(Structured figure records)
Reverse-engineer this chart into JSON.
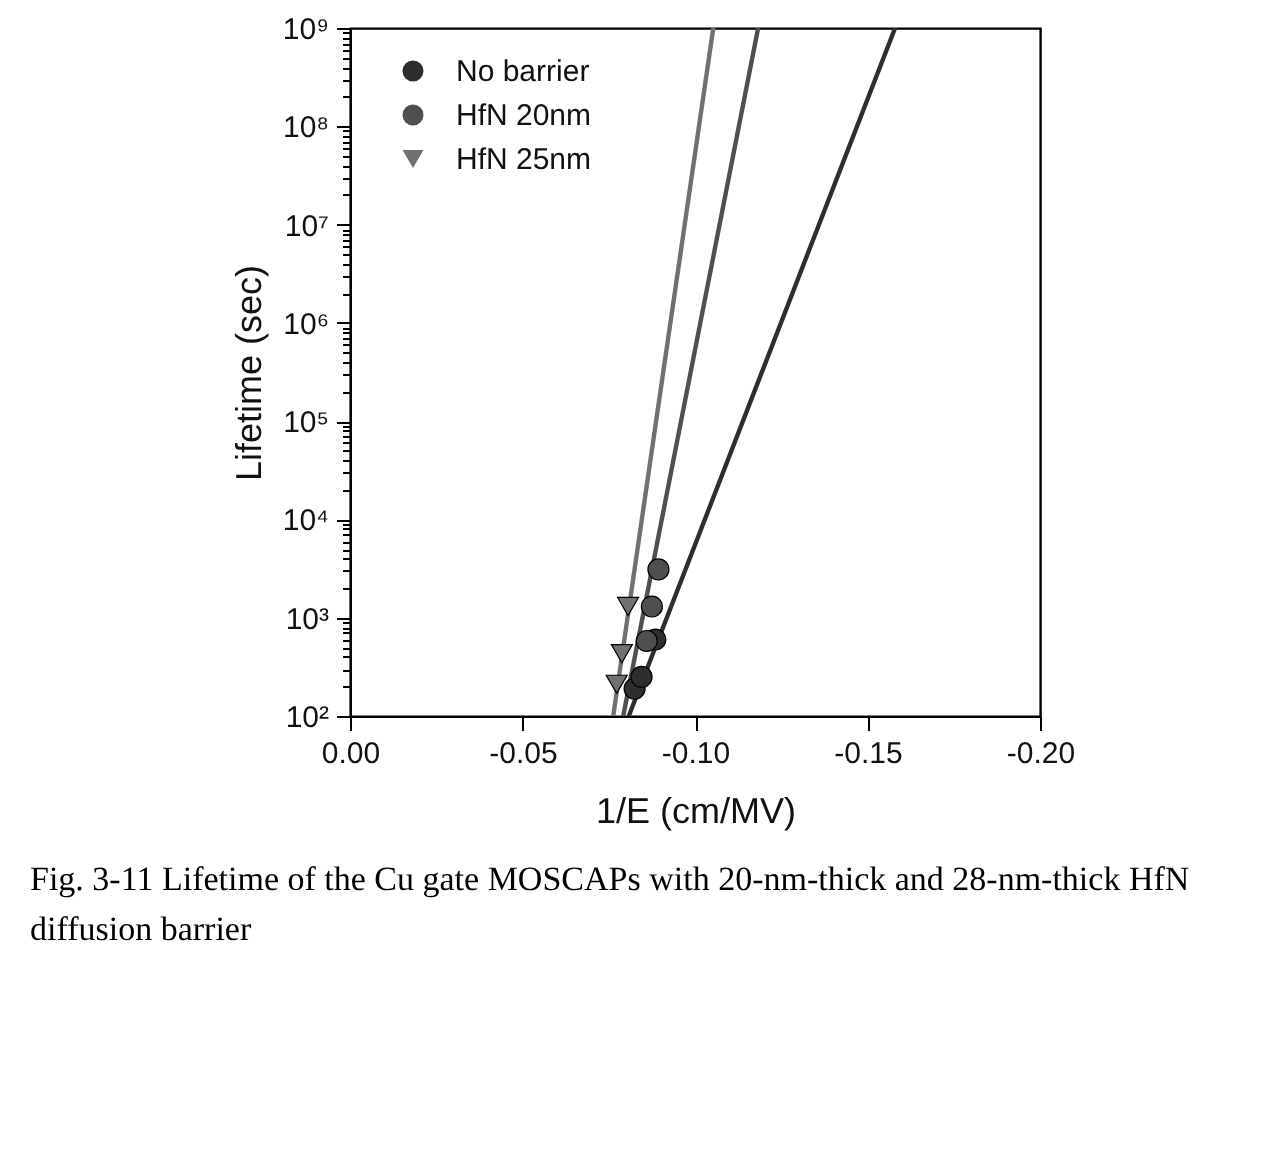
{
  "chart_data": {
    "type": "scatter",
    "xlabel": "1/E (cm/MV)",
    "ylabel": "Lifetime (sec)",
    "annotations": [
      "Fig. 3-11 Lifetime of the Cu gate MOSCAPs with 20-nm-thick and 28-nm-thick HfN diffusion barrier"
    ],
    "xlim": [
      0,
      -0.2
    ],
    "xticks": [
      {
        "value": 0,
        "label": "0.00"
      },
      {
        "value": -0.05,
        "label": "-0.05"
      },
      {
        "value": -0.1,
        "label": "-0.10"
      },
      {
        "value": -0.15,
        "label": "-0.15"
      },
      {
        "value": -0.2,
        "label": "-0.20"
      }
    ],
    "ylim": [
      100,
      1000000000
    ],
    "log": "y",
    "yticks": [
      {
        "value": 100,
        "label": "10²"
      },
      {
        "value": 200,
        "label": null
      },
      {
        "value": 300,
        "label": null
      },
      {
        "value": 400,
        "label": null
      },
      {
        "value": 500,
        "label": null
      },
      {
        "value": 600,
        "label": null
      },
      {
        "value": 700,
        "label": null
      },
      {
        "value": 800,
        "label": null
      },
      {
        "value": 900,
        "label": null
      },
      {
        "value": 1000,
        "label": "10³"
      },
      {
        "value": 2000,
        "label": null
      },
      {
        "value": 3000,
        "label": null
      },
      {
        "value": 4000,
        "label": null
      },
      {
        "value": 5000,
        "label": null
      },
      {
        "value": 6000,
        "label": null
      },
      {
        "value": 7000,
        "label": null
      },
      {
        "value": 8000,
        "label": null
      },
      {
        "value": 9000,
        "label": null
      },
      {
        "value": 10000,
        "label": "10⁴"
      },
      {
        "value": 20000,
        "label": null
      },
      {
        "value": 30000,
        "label": null
      },
      {
        "value": 40000,
        "label": null
      },
      {
        "value": 50000,
        "label": null
      },
      {
        "value": 60000,
        "label": null
      },
      {
        "value": 70000,
        "label": null
      },
      {
        "value": 80000,
        "label": null
      },
      {
        "value": 90000,
        "label": null
      },
      {
        "value": 100000,
        "label": "10⁵"
      },
      {
        "value": 200000,
        "label": null
      },
      {
        "value": 300000,
        "label": null
      },
      {
        "value": 400000,
        "label": null
      },
      {
        "value": 500000,
        "label": null
      },
      {
        "value": 600000,
        "label": null
      },
      {
        "value": 700000,
        "label": null
      },
      {
        "value": 800000,
        "label": null
      },
      {
        "value": 900000,
        "label": null
      },
      {
        "value": 1000000,
        "label": "10⁶"
      },
      {
        "value": 2000000,
        "label": null
      },
      {
        "value": 3000000,
        "label": null
      },
      {
        "value": 4000000,
        "label": null
      },
      {
        "value": 5000000,
        "label": null
      },
      {
        "value": 6000000,
        "label": null
      },
      {
        "value": 7000000,
        "label": null
      },
      {
        "value": 8000000,
        "label": null
      },
      {
        "value": 9000000,
        "label": null
      },
      {
        "value": 10000000,
        "label": "10⁷"
      },
      {
        "value": 20000000,
        "label": null
      },
      {
        "value": 30000000,
        "label": null
      },
      {
        "value": 40000000,
        "label": null
      },
      {
        "value": 50000000,
        "label": null
      },
      {
        "value": 60000000,
        "label": null
      },
      {
        "value": 70000000,
        "label": null
      },
      {
        "value": 80000000,
        "label": null
      },
      {
        "value": 90000000,
        "label": null
      },
      {
        "value": 100000000,
        "label": "10⁸"
      },
      {
        "value": 200000000,
        "label": null
      },
      {
        "value": 300000000,
        "label": null
      },
      {
        "value": 400000000,
        "label": null
      },
      {
        "value": 500000000,
        "label": null
      },
      {
        "value": 600000000,
        "label": null
      },
      {
        "value": 700000000,
        "label": null
      },
      {
        "value": 800000000,
        "label": null
      },
      {
        "value": 900000000,
        "label": null
      },
      {
        "value": 1000000000,
        "label": "10⁹"
      }
    ],
    "legend": "top left",
    "series": [
      {
        "type": "line",
        "color": "#2e2e2e",
        "x": [
          -0.0808,
          -0.158
        ],
        "values": [
          100,
          1000000000
        ]
      },
      {
        "type": "line",
        "color": "#4f4f4f",
        "x": [
          -0.0792,
          -0.1183
        ],
        "values": [
          100,
          1000000000
        ]
      },
      {
        "type": "line",
        "color": "#707070",
        "x": [
          -0.0763,
          -0.1053
        ],
        "values": [
          100,
          1000000000
        ]
      },
      {
        "name": "No barrier",
        "color": "#2e2e2e",
        "marker": "circle",
        "x": [
          -0.0825,
          -0.0845,
          -0.0885
        ],
        "values": [
          190,
          250,
          600
        ]
      },
      {
        "name": "HfN 20nm",
        "color": "#4f4f4f",
        "marker": "circle",
        "x": [
          -0.086,
          -0.0875,
          -0.0894
        ],
        "values": [
          580,
          1300,
          3100
        ]
      },
      {
        "name": "HfN 25nm",
        "color": "#707070",
        "marker": "triangle",
        "x": [
          -0.0773,
          -0.0788,
          -0.0806
        ],
        "values": [
          210,
          430,
          1300
        ]
      }
    ]
  }
}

• Your instructions:
Read the lines above. Gather those in which the string "barrier" is found.

• Task result:
      "Fig. 3-11 Lifetime of the Cu gate MOSCAPs with 20-nm-thick and 28-nm-thick HfN diffusion barrier"
        "name": "No barrier",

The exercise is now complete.